Task directions: Look for the word "this" in the entries below, then copy every line that has it.

Data provided:
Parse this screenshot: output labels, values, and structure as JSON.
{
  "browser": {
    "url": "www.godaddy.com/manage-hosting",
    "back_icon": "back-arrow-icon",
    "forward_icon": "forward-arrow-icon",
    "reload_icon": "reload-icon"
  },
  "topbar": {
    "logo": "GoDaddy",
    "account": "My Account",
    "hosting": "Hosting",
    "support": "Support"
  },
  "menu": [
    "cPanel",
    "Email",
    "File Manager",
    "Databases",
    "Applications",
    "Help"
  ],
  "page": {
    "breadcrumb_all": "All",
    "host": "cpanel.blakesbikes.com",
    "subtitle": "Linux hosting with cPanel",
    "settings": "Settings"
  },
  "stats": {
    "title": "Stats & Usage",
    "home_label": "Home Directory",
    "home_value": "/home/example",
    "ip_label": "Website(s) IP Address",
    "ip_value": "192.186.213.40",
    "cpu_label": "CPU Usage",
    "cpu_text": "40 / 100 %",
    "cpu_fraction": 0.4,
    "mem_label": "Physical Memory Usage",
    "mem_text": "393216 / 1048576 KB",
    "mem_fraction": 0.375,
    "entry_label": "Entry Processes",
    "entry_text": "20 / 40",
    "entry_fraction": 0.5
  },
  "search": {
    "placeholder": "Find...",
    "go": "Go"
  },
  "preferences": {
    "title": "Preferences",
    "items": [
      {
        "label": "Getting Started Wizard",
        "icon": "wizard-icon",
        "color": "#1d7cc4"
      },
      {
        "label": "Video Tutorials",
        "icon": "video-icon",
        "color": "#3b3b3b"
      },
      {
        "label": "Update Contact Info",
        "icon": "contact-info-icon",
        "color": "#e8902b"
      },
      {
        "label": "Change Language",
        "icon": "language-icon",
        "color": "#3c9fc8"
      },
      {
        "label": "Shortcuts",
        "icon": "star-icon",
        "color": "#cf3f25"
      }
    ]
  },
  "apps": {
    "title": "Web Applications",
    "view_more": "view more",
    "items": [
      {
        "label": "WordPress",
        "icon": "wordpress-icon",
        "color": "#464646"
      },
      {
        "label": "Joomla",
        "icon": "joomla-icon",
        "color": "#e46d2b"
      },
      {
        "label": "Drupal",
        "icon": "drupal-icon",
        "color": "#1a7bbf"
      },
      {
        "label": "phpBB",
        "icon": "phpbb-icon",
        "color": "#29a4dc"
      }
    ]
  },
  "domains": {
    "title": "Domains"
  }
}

---

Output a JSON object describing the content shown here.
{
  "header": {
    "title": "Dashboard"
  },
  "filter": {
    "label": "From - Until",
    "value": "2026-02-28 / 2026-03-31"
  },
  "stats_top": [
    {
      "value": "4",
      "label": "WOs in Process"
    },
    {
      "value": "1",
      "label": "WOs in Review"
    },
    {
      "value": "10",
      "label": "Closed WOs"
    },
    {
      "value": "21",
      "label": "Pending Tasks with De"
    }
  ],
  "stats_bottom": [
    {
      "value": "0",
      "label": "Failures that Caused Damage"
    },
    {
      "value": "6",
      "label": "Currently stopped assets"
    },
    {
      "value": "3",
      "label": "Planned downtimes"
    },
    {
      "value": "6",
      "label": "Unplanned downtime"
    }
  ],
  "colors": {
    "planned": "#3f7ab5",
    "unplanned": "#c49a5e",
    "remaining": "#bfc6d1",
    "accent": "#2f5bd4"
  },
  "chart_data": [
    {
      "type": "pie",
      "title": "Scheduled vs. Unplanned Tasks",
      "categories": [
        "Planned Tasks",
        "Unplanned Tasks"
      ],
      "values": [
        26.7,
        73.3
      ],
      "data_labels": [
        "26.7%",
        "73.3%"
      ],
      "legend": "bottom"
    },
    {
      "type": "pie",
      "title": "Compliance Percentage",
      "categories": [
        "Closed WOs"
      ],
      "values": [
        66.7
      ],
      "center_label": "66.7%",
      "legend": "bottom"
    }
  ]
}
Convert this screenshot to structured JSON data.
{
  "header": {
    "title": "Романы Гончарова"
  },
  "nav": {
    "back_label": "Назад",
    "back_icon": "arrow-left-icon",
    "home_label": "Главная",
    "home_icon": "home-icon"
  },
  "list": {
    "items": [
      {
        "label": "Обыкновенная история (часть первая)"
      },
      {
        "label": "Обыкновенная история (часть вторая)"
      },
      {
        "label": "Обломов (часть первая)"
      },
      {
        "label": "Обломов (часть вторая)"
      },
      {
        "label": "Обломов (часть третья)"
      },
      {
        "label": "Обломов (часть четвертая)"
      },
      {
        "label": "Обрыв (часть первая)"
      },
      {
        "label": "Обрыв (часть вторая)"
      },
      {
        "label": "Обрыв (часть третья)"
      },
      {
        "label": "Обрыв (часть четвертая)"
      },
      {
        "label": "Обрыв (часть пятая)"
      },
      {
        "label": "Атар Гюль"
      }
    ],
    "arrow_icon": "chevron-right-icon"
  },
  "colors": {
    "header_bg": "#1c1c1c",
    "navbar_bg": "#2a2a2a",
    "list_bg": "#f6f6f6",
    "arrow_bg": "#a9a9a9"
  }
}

Correct response:
Parse this screenshot: output labels, values, and structure as JSON.
Convert this screenshot to structured JSON data.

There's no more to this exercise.